Task brief:
Return every record in full. Match each one exactly.

(Collection entries)
#####

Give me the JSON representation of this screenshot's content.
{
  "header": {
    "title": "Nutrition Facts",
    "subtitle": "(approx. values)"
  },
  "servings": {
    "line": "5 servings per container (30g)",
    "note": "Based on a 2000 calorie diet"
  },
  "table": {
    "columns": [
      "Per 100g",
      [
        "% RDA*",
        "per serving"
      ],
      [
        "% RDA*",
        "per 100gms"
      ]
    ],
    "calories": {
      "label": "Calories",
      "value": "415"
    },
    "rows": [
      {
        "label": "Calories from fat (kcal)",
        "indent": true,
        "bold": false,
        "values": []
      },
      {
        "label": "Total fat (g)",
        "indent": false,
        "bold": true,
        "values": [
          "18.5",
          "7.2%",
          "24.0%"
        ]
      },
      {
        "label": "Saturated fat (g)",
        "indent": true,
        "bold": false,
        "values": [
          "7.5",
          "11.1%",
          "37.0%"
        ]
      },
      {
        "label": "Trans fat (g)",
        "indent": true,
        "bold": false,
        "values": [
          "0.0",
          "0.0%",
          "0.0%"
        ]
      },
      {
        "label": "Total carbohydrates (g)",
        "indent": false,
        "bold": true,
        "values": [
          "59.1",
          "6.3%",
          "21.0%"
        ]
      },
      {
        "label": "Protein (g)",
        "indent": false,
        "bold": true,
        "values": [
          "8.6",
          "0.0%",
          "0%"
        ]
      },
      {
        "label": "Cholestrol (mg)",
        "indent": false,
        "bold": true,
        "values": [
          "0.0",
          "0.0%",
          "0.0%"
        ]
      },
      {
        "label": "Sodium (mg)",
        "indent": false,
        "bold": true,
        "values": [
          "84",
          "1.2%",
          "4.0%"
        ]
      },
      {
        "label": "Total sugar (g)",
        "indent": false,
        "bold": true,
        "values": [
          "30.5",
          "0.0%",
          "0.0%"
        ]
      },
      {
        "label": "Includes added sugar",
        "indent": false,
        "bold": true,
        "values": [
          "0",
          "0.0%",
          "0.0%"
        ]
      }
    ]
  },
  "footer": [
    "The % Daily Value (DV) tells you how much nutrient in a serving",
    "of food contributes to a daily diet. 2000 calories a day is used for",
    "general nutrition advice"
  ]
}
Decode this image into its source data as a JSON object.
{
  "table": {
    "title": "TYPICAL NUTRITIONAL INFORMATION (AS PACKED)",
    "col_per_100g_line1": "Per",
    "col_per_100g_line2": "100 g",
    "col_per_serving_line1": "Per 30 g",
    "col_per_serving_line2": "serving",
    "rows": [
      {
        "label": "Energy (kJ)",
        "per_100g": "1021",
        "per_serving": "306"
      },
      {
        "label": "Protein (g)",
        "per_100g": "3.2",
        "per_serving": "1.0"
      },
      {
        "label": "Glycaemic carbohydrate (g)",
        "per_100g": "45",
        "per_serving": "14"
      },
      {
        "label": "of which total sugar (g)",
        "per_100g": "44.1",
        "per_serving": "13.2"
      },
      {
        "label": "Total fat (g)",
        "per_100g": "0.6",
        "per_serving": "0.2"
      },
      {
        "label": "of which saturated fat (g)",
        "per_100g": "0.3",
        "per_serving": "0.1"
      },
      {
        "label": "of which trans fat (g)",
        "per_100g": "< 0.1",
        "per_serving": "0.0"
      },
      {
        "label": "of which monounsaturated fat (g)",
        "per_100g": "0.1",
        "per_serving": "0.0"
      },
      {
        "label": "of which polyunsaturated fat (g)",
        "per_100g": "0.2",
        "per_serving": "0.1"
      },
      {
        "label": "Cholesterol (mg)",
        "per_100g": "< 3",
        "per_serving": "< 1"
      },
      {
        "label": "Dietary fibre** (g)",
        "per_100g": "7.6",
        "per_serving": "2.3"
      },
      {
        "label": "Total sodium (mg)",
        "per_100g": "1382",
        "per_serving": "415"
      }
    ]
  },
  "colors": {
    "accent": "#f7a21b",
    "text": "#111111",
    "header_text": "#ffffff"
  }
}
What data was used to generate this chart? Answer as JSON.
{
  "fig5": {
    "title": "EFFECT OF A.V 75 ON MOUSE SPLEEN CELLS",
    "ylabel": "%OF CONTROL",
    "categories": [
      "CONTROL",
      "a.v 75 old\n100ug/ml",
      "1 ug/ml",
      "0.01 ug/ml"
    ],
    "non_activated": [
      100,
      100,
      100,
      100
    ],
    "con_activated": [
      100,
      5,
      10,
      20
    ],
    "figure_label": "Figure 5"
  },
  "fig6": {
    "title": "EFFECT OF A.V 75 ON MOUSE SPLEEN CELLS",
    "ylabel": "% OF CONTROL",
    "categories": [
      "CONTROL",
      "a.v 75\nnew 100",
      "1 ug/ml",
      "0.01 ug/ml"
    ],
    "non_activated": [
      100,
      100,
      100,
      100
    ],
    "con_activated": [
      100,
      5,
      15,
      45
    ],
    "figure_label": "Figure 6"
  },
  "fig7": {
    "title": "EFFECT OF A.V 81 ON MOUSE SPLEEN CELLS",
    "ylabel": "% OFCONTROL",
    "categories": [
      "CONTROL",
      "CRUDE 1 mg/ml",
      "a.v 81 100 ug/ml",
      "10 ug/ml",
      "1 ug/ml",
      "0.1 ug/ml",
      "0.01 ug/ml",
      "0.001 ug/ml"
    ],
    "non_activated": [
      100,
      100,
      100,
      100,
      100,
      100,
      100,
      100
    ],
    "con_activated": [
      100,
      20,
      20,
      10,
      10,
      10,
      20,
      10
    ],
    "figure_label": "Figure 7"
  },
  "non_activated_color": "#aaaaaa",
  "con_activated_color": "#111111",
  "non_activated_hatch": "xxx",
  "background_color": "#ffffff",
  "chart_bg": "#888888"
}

#####

Response to this task:
Give me the JSON representation of this screenshot's content.
{
  "header": {
    "title": "Nutrition Facts",
    "subtitle": "(approx. values)"
  },
  "servings": {
    "line": "5 servings per container (30g)",
    "note": "Based on a 2000 calorie diet"
  },
  "table": {
    "columns": [
      "Per 100g",
      [
        "% RDA*",
        "per serving"
      ],
      [
        "% RDA*",
        "per 100gms"
      ]
    ],
    "calories": {
      "label": "Calories",
      "value": "415"
    },
    "rows": [
      {
        "label": "Calories from fat (kcal)",
        "indent": true,
        "bold": false,
        "values": []
      },
      {
        "label": "Total fat (g)",
        "indent": false,
        "bold": true,
        "values": [
          "18.5",
          "7.2%",
          "24.0%"
        ]
      },
      {
        "label": "Saturated fat (g)",
        "indent": true,
        "bold": false,
        "values": [
          "7.5",
          "11.1%",
          "37.0%"
        ]
      },
      {
        "label": "Trans fat (g)",
        "indent": true,
        "bold": false,
        "values": [
          "0.0",
          "0.0%",
          "0.0%"
        ]
      },
      {
        "label": "Total carbohydrates (g)",
        "indent": false,
        "bold": true,
        "values": [
          "59.1",
          "6.3%",
          "21.0%"
        ]
      },
      {
        "label": "Protein (g)",
        "indent": false,
        "bold": true,
        "values": [
          "8.6",
          "0.0%",
          "0%"
        ]
      },
      {
        "label": "Cholestrol (mg)",
        "indent": false,
        "bold": true,
        "values": [
          "0.0",
          "0.0%",
          "0.0%"
        ]
      },
      {
        "label": "Sodium (mg)",
        "indent": false,
        "bold": true,
        "values": [
          "84",
          "1.2%",
          "4.0%"
        ]
      },
      {
        "label": "Total sugar (g)",
        "indent": false,
        "bold": true,
        "values": [
          "30.5",
          "0.0%",
          "0.0%"
        ]
      },
      {
        "label": "Includes added sugar",
        "indent": false,
        "bold": true,
        "values": [
          "0",
          "0.0%",
          "0.0%"
        ]
      }
    ]
  },
  "footer": [
    "The % Daily Value (DV) tells you how much nutrient in a serving",
    "of food contributes to a daily diet. 2000 calories a day is used for",
    "general nutrition advice"
  ]
}
Decode this image into its source data as a JSON object.
{
  "table": {
    "title": "TYPICAL NUTRITIONAL INFORMATION (AS PACKED)",
    "col_per_100g_line1": "Per",
    "col_per_100g_line2": "100 g",
    "col_per_serving_line1": "Per 30 g",
    "col_per_serving_line2": "serving",
    "rows": [
      {
        "label": "Energy (kJ)",
        "per_100g": "1021",
        "per_serving": "306"
      },
      {
        "label": "Protein (g)",
        "per_100g": "3.2",
        "per_serving": "1.0"
      },
      {
        "label": "Glycaemic carbohydrate (g)",
        "per_100g": "45",
        "per_serving": "14"
      },
      {
        "label": "of which total sugar (g)",
        "per_100g": "44.1",
        "per_serving": "13.2"
      },
      {
        "label": "Total fat (g)",
        "per_100g": "0.6",
        "per_serving": "0.2"
      },
      {
        "label": "of which saturated fat (g)",
        "per_100g": "0.3",
        "per_serving": "0.1"
      },
      {
        "label": "of which trans fat (g)",
        "per_100g": "< 0.1",
        "per_serving": "0.0"
      },
      {
        "label": "of which monounsaturated fat (g)",
        "per_100g": "0.1",
        "per_serving": "0.0"
      },
      {
        "label": "of which polyunsaturated fat (g)",
        "per_100g": "0.2",
        "per_serving": "0.1"
      },
      {
        "label": "Cholesterol (mg)",
        "per_100g": "< 3",
        "per_serving": "< 1"
      },
      {
        "label": "Dietary fibre** (g)",
        "per_100g": "7.6",
        "per_serving": "2.3"
      },
      {
        "label": "Total sodium (mg)",
        "per_100g": "1382",
        "per_serving": "415"
      }
    ]
  },
  "colors": {
    "accent": "#f7a21b",
    "text": "#111111",
    "header_text": "#ffffff"
  }
}
What data was used to generate this chart? Answer as JSON.
{
  "fig5": {
    "title": "EFFECT OF A.V 75 ON MOUSE SPLEEN CELLS",
    "ylabel": "%OF CONTROL",
    "categories": [
      "CONTROL",
      "a.v 75 old\n100ug/ml",
      "1 ug/ml",
      "0.01 ug/ml"
    ],
    "non_activated": [
      100,
      100,
      100,
      100
    ],
    "con_activated": [
      100,
      5,
      10,
      20
    ],
    "figure_label": "Figure 5"
  },
  "fig6": {
    "title": "EFFECT OF A.V 75 ON MOUSE SPLEEN CELLS",
    "ylabel": "% OF CONTROL",
    "categories": [
      "CONTROL",
      "a.v 75\nnew 100",
      "1 ug/ml",
      "0.01 ug/ml"
    ],
    "non_activated": [
      100,
      100,
      100,
      100
    ],
    "con_activated": [
      100,
      5,
      15,
      45
    ],
    "figure_label": "Figure 6"
  },
  "fig7": {
    "title": "EFFECT OF A.V 81 ON MOUSE SPLEEN CELLS",
    "ylabel": "% OFCONTROL",
    "categories": [
      "CONTROL",
      "CRUDE 1 mg/ml",
      "a.v 81 100 ug/ml",
      "10 ug/ml",
      "1 ug/ml",
      "0.1 ug/ml",
      "0.01 ug/ml",
      "0.001 ug/ml"
    ],
    "non_activated": [
      100,
      100,
      100,
      100,
      100,
      100,
      100,
      100
    ],
    "con_activated": [
      100,
      20,
      20,
      10,
      10,
      10,
      20,
      10
    ],
    "figure_label": "Figure 7"
  },
  "non_activated_color": "#aaaaaa",
  "con_activated_color": "#111111",
  "non_activated_hatch": "xxx",
  "background_color": "#ffffff",
  "chart_bg": "#888888"
}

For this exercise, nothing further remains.